**WRITTEN REQUEST**
Copy each line of the entries beneath that contains the word "title".

------------------------

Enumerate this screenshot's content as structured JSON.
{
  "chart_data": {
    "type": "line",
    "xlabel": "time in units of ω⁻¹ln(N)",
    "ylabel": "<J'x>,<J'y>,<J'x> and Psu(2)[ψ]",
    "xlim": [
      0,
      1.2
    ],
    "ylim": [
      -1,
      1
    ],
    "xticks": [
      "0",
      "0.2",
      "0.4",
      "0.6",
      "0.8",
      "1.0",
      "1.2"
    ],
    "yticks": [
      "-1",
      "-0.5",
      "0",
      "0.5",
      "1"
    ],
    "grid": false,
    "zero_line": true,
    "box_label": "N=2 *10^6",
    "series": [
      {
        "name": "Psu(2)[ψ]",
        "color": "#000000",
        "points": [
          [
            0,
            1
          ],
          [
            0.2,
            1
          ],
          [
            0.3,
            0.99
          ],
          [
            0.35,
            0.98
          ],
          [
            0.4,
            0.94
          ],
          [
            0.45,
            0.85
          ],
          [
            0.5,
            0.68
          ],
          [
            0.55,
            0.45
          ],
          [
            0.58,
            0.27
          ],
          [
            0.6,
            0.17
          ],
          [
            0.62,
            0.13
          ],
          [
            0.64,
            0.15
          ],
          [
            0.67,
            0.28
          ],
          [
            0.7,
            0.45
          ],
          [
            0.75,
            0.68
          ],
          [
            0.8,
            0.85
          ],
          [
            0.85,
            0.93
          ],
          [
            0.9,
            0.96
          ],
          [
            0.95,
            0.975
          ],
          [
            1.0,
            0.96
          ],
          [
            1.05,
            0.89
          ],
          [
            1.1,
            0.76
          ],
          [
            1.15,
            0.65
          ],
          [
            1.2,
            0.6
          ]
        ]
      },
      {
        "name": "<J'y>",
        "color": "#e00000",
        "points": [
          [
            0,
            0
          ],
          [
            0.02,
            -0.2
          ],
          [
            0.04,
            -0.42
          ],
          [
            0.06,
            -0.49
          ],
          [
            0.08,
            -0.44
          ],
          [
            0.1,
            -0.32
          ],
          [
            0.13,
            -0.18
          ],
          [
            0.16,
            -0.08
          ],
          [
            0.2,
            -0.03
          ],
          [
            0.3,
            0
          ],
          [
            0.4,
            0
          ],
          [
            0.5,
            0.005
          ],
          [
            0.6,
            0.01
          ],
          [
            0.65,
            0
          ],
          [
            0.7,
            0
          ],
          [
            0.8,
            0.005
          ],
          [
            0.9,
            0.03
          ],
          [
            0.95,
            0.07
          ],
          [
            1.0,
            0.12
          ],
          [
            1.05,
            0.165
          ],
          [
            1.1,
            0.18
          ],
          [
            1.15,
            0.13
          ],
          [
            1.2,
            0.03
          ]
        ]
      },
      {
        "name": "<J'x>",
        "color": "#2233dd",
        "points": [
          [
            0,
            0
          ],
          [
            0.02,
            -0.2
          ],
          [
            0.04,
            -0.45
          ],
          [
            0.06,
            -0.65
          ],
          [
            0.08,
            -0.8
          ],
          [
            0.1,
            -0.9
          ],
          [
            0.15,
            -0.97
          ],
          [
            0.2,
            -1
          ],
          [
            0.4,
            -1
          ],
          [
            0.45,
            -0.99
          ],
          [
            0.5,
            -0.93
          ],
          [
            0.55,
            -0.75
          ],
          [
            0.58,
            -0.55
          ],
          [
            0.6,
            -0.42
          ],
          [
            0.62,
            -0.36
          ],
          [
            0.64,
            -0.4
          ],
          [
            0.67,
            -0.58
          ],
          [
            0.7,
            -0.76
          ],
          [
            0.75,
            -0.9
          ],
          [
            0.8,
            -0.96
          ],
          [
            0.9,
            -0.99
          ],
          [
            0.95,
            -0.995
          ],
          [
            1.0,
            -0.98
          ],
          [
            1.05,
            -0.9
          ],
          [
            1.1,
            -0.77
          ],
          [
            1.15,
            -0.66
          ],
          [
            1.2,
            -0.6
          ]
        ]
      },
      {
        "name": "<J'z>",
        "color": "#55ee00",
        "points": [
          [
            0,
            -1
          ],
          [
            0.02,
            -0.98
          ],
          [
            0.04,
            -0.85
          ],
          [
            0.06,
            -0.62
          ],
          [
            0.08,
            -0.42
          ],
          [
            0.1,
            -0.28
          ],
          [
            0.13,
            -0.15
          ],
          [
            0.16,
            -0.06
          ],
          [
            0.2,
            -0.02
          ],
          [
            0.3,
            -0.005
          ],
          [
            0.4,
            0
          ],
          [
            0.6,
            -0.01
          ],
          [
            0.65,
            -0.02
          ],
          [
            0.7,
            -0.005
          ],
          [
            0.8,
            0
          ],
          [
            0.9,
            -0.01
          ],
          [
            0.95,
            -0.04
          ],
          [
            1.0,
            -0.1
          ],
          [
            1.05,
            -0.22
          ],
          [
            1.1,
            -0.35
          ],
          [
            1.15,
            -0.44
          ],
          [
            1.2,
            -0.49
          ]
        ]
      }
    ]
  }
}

------------------------

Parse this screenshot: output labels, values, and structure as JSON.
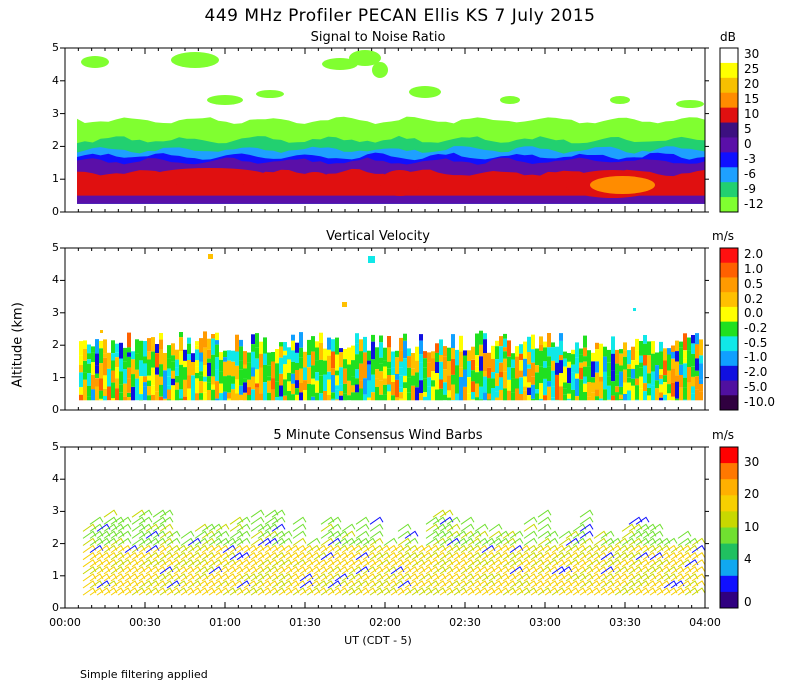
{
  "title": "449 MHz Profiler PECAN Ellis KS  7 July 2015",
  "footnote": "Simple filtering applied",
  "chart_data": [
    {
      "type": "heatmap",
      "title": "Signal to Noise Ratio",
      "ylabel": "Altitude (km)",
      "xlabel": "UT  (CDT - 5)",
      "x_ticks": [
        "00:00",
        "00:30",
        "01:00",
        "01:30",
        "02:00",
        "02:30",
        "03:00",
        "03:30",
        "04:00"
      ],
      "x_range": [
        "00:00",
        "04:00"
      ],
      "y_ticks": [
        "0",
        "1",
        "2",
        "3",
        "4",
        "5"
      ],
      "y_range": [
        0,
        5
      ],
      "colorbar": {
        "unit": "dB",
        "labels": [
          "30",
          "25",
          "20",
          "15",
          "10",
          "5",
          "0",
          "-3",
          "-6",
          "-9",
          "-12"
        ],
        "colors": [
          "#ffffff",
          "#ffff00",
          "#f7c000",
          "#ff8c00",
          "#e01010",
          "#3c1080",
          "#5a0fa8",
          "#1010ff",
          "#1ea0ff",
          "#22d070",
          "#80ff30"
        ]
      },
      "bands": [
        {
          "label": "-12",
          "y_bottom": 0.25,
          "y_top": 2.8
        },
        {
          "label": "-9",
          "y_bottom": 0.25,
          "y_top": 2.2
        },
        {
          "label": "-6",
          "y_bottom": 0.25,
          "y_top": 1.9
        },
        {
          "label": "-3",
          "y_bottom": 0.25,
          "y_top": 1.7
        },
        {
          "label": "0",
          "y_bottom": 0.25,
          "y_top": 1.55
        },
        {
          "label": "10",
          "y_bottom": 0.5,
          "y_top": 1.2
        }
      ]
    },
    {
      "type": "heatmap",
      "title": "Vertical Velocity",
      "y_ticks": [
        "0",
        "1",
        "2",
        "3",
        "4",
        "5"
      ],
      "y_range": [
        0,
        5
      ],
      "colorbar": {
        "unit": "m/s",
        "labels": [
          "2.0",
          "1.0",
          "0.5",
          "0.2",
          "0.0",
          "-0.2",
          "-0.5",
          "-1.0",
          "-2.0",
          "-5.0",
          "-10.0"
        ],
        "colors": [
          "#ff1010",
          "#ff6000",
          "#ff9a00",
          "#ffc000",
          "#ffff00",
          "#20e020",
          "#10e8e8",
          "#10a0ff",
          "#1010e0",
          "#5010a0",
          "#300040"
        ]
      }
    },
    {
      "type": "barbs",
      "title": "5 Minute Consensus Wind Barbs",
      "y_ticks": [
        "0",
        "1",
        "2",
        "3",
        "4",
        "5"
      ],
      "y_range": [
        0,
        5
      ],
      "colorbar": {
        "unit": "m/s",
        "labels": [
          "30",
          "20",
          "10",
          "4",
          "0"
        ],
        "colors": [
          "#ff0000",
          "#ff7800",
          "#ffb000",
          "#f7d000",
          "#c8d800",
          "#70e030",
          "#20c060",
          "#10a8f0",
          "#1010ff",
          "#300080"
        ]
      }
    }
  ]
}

------------------------

**EXERCISE OUTPUT**
  "title": "449 MHz Profiler PECAN Ellis KS  7 July 2015",
      "title": "Signal to Noise Ratio",
      "title": "Vertical Velocity",
      "title": "5 Minute Consensus Wind Barbs",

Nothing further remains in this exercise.